▶ Goal of the exercise
Search the material below for the string "della" and extract each line that has it.

▶ Dataset records
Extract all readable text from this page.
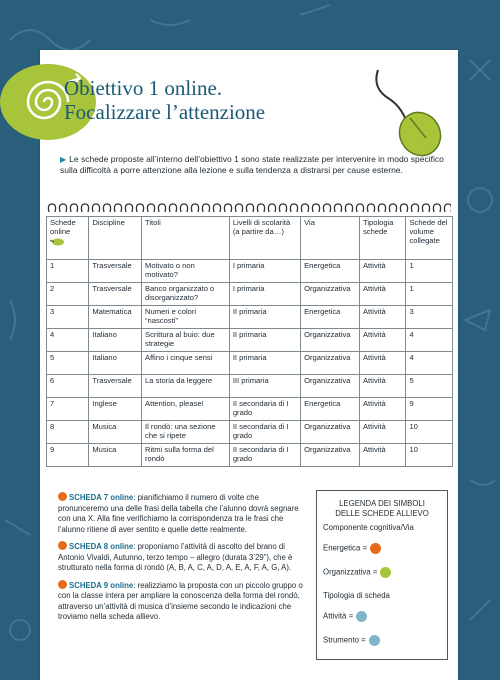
Obiettivo 1 online.
Focalizzare l’attenzione
▶ Le schede proposte all’interno dell’obiettivo 1 sono state realizzate per intervenire in modo specifico sulla difficoltà a porre attenzione alla lezione e sulla tendenza a distrarsi per cause esterne.
Schede online	Discipline	Titoli	Livelli di scolarità (a partire da…)	Via	Tipologia schede	Schede del volume collegate
1	Trasversale	Motivato o non motivato?	I primaria	Energetica	Attività	1
2	Trasversale	Banco organizzato o disorganizzato?	I primaria	Organizzativa	Attività	1
3	Matematica	Numeri e colori “nascosti”	II primaria	Energetica	Attività	3
4	Italiano	Scrittura al buio: due strategie	II primaria	Organizzativa	Attività	4
5	Italiano	Affino i cinque sensi	II primaria	Organizzativa	Attività	4
6	Trasversale	La storia da leggere	III primaria	Organizzativa	Attività	5
7	Inglese	Attention, please!	II secondaria di I grado	Energetica	Attività	9
8	Musica	Il rondò: una sezione che si ripete	II secondaria di I grado	Organizzativa	Attività	10
9	Musica	Ritmi sulla forma del rondò	II secondaria di I grado	Organizzativa	Attività	10

SCHEDA 7 online: pianifichiamo il numero di volte che pronunceremo una delle frasi della tabella che l’alunno dovrà segnare con una X. Alla fine verifichiamo la corrispondenza tra le frasi che l’alunno ritiene di aver sentito e quelle dette realmente.

SCHEDA 8 online: proponiamo l’attività di ascolto del brano di Antonio Vivaldi, Autunno, terzo tempo – allegro (durata 3’29”), che è strutturato nella forma di rondò (A, B, A, C, A, D, A, E, A, F, A, G, A).

SCHEDA 9 online: realizziamo la proposta con un piccolo gruppo o con la classe intera per ampliare la conoscenza della forma del rondò, attraverso un’attività di musica d’insieme secondo le indicazioni che troviamo nella scheda allievo.

LEGENDA DEI SIMBOLI
DELLE SCHEDE ALLIEVO
Componente cognitiva/Via
Energetica =
Organizzativa =
Tipologia di scheda
Attività =
Strumento =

▶ Response to this task
SCHEDA 7 online: pianifichiamo il numero di volte che pronunceremo una delle frasi della tabella che l’alunno dovrà segnare con una X. Alla fine verifichiamo la corrispondenza tra le frasi che l’alunno ritiene di aver sentito e quelle dette realmente.
SCHEDA 9 online: realizziamo la proposta con un piccolo gruppo o con la classe intera per ampliare la conoscenza della forma del rondò, attraverso un’attività di musica d’insieme secondo le indicazioni che troviamo nella scheda allievo.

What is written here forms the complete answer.